--- BEGIN ---

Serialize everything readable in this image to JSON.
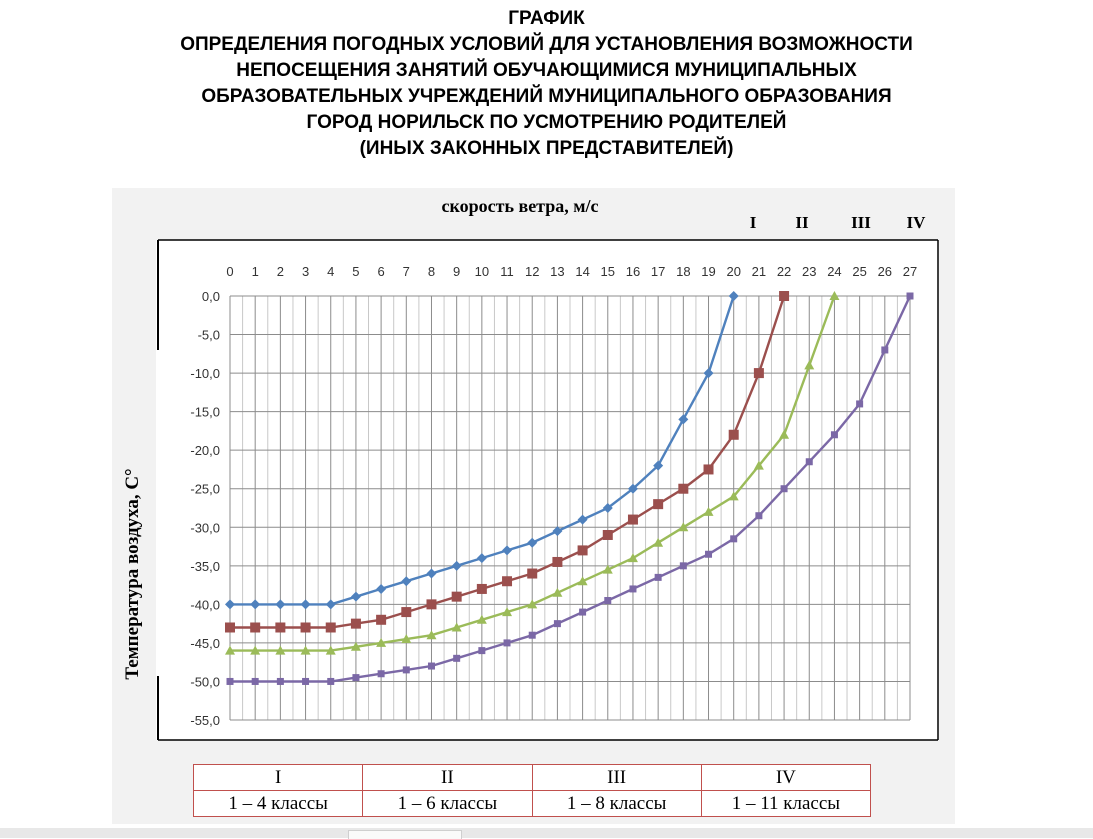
{
  "title_lines": [
    "ГРАФИК",
    "ОПРЕДЕЛЕНИЯ ПОГОДНЫХ УСЛОВИЙ ДЛЯ УСТАНОВЛЕНИЯ ВОЗМОЖНОСТИ",
    "НЕПОСЕЩЕНИЯ ЗАНЯТИЙ ОБУЧАЮЩИМИСЯ МУНИЦИПАЛЬНЫХ",
    "ОБРАЗОВАТЕЛЬНЫХ УЧРЕЖДЕНИЙ МУНИЦИПАЛЬНОГО ОБРАЗОВАНИЯ",
    "ГОРОД НОРИЛЬСК ПО УСМОТРЕНИЮ РОДИТЕЛЕЙ",
    "(ИНЫХ ЗАКОННЫХ ПРЕДСТАВИТЕЛЕЙ)"
  ],
  "chart_data": {
    "type": "line",
    "xlabel": "скорость ветра, м/с",
    "ylabel": "Температура воздуха, С°",
    "x_ticks": [
      0,
      1,
      2,
      3,
      4,
      5,
      6,
      7,
      8,
      9,
      10,
      11,
      12,
      13,
      14,
      15,
      16,
      17,
      18,
      19,
      20,
      21,
      22,
      23,
      24,
      25,
      26,
      27
    ],
    "xlim": [
      0,
      27
    ],
    "ylim": [
      -55,
      0
    ],
    "y_ticks": [
      "0,0",
      "-5,0",
      "-10,0",
      "-15,0",
      "-20,0",
      "-25,0",
      "-30,0",
      "-35,0",
      "-40,0",
      "-45,0",
      "-50,0",
      "-55,0"
    ],
    "x_axis_position": "top",
    "grid": true,
    "series": [
      {
        "name": "I",
        "color": "#4f81bd",
        "marker": "diamond",
        "x": [
          0,
          1,
          2,
          3,
          4,
          5,
          6,
          7,
          8,
          9,
          10,
          11,
          12,
          13,
          14,
          15,
          16,
          17,
          18,
          19,
          20
        ],
        "y": [
          -40,
          -40,
          -40,
          -40,
          -40,
          -39,
          -38,
          -37,
          -36,
          -35,
          -34,
          -33,
          -32,
          -30.5,
          -29,
          -27.5,
          -25,
          -22,
          -16,
          -10,
          0
        ]
      },
      {
        "name": "II",
        "color": "#9b4f4d",
        "marker": "square",
        "x": [
          0,
          1,
          2,
          3,
          4,
          5,
          6,
          7,
          8,
          9,
          10,
          11,
          12,
          13,
          14,
          15,
          16,
          17,
          18,
          19,
          20,
          21,
          22
        ],
        "y": [
          -43,
          -43,
          -43,
          -43,
          -43,
          -42.5,
          -42,
          -41,
          -40,
          -39,
          -38,
          -37,
          -36,
          -34.5,
          -33,
          -31,
          -29,
          -27,
          -25,
          -22.5,
          -18,
          -10,
          0
        ]
      },
      {
        "name": "III",
        "color": "#9bbb59",
        "marker": "triangle",
        "x": [
          0,
          1,
          2,
          3,
          4,
          5,
          6,
          7,
          8,
          9,
          10,
          11,
          12,
          13,
          14,
          15,
          16,
          17,
          18,
          19,
          20,
          21,
          22,
          23,
          24
        ],
        "y": [
          -46,
          -46,
          -46,
          -46,
          -46,
          -45.5,
          -45,
          -44.5,
          -44,
          -43,
          -42,
          -41,
          -40,
          -38.5,
          -37,
          -35.5,
          -34,
          -32,
          -30,
          -28,
          -26,
          -22,
          -18,
          -9,
          0
        ]
      },
      {
        "name": "IV",
        "color": "#7b68a6",
        "marker": "x",
        "x": [
          0,
          1,
          2,
          3,
          4,
          5,
          6,
          7,
          8,
          9,
          10,
          11,
          12,
          13,
          14,
          15,
          16,
          17,
          18,
          19,
          20,
          21,
          22,
          23,
          24,
          25,
          26,
          27
        ],
        "y": [
          -50,
          -50,
          -50,
          -50,
          -50,
          -49.5,
          -49,
          -48.5,
          -48,
          -47,
          -46,
          -45,
          -44,
          -42.5,
          -41,
          -39.5,
          -38,
          -36.5,
          -35,
          -33.5,
          -31.5,
          -28.5,
          -25,
          -21.5,
          -18,
          -14,
          -7,
          0
        ]
      }
    ]
  },
  "legend_table": {
    "headers": [
      "I",
      "II",
      "III",
      "IV"
    ],
    "groups": [
      "1 – 4 классы",
      "1 – 6 классы",
      "1 – 8 классы",
      "1 – 11 классы"
    ]
  }
}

--- END ---

> **INSTRUCTIONS TO FOLLOW**:
Copy the whole of the material above exactly, but not its images.

> **WRITTEN RESPONSE**:
Serialize everything readable in this image to JSON.
{
  "title_lines": [
    "ГРАФИК",
    "ОПРЕДЕЛЕНИЯ ПОГОДНЫХ УСЛОВИЙ ДЛЯ УСТАНОВЛЕНИЯ ВОЗМОЖНОСТИ",
    "НЕПОСЕЩЕНИЯ ЗАНЯТИЙ ОБУЧАЮЩИМИСЯ МУНИЦИПАЛЬНЫХ",
    "ОБРАЗОВАТЕЛЬНЫХ УЧРЕЖДЕНИЙ МУНИЦИПАЛЬНОГО ОБРАЗОВАНИЯ",
    "ГОРОД НОРИЛЬСК ПО УСМОТРЕНИЮ РОДИТЕЛЕЙ",
    "(ИНЫХ ЗАКОННЫХ ПРЕДСТАВИТЕЛЕЙ)"
  ],
  "chart_data": {
    "type": "line",
    "xlabel": "скорость ветра, м/с",
    "ylabel": "Температура воздуха, С°",
    "x_ticks": [
      0,
      1,
      2,
      3,
      4,
      5,
      6,
      7,
      8,
      9,
      10,
      11,
      12,
      13,
      14,
      15,
      16,
      17,
      18,
      19,
      20,
      21,
      22,
      23,
      24,
      25,
      26,
      27
    ],
    "xlim": [
      0,
      27
    ],
    "ylim": [
      -55,
      0
    ],
    "y_ticks": [
      "0,0",
      "-5,0",
      "-10,0",
      "-15,0",
      "-20,0",
      "-25,0",
      "-30,0",
      "-35,0",
      "-40,0",
      "-45,0",
      "-50,0",
      "-55,0"
    ],
    "x_axis_position": "top",
    "grid": true,
    "series": [
      {
        "name": "I",
        "color": "#4f81bd",
        "marker": "diamond",
        "x": [
          0,
          1,
          2,
          3,
          4,
          5,
          6,
          7,
          8,
          9,
          10,
          11,
          12,
          13,
          14,
          15,
          16,
          17,
          18,
          19,
          20
        ],
        "y": [
          -40,
          -40,
          -40,
          -40,
          -40,
          -39,
          -38,
          -37,
          -36,
          -35,
          -34,
          -33,
          -32,
          -30.5,
          -29,
          -27.5,
          -25,
          -22,
          -16,
          -10,
          0
        ]
      },
      {
        "name": "II",
        "color": "#9b4f4d",
        "marker": "square",
        "x": [
          0,
          1,
          2,
          3,
          4,
          5,
          6,
          7,
          8,
          9,
          10,
          11,
          12,
          13,
          14,
          15,
          16,
          17,
          18,
          19,
          20,
          21,
          22
        ],
        "y": [
          -43,
          -43,
          -43,
          -43,
          -43,
          -42.5,
          -42,
          -41,
          -40,
          -39,
          -38,
          -37,
          -36,
          -34.5,
          -33,
          -31,
          -29,
          -27,
          -25,
          -22.5,
          -18,
          -10,
          0
        ]
      },
      {
        "name": "III",
        "color": "#9bbb59",
        "marker": "triangle",
        "x": [
          0,
          1,
          2,
          3,
          4,
          5,
          6,
          7,
          8,
          9,
          10,
          11,
          12,
          13,
          14,
          15,
          16,
          17,
          18,
          19,
          20,
          21,
          22,
          23,
          24
        ],
        "y": [
          -46,
          -46,
          -46,
          -46,
          -46,
          -45.5,
          -45,
          -44.5,
          -44,
          -43,
          -42,
          -41,
          -40,
          -38.5,
          -37,
          -35.5,
          -34,
          -32,
          -30,
          -28,
          -26,
          -22,
          -18,
          -9,
          0
        ]
      },
      {
        "name": "IV",
        "color": "#7b68a6",
        "marker": "x",
        "x": [
          0,
          1,
          2,
          3,
          4,
          5,
          6,
          7,
          8,
          9,
          10,
          11,
          12,
          13,
          14,
          15,
          16,
          17,
          18,
          19,
          20,
          21,
          22,
          23,
          24,
          25,
          26,
          27
        ],
        "y": [
          -50,
          -50,
          -50,
          -50,
          -50,
          -49.5,
          -49,
          -48.5,
          -48,
          -47,
          -46,
          -45,
          -44,
          -42.5,
          -41,
          -39.5,
          -38,
          -36.5,
          -35,
          -33.5,
          -31.5,
          -28.5,
          -25,
          -21.5,
          -18,
          -14,
          -7,
          0
        ]
      }
    ]
  },
  "legend_table": {
    "headers": [
      "I",
      "II",
      "III",
      "IV"
    ],
    "groups": [
      "1 – 4 классы",
      "1 – 6 классы",
      "1 – 8 классы",
      "1 – 11 классы"
    ]
  }
}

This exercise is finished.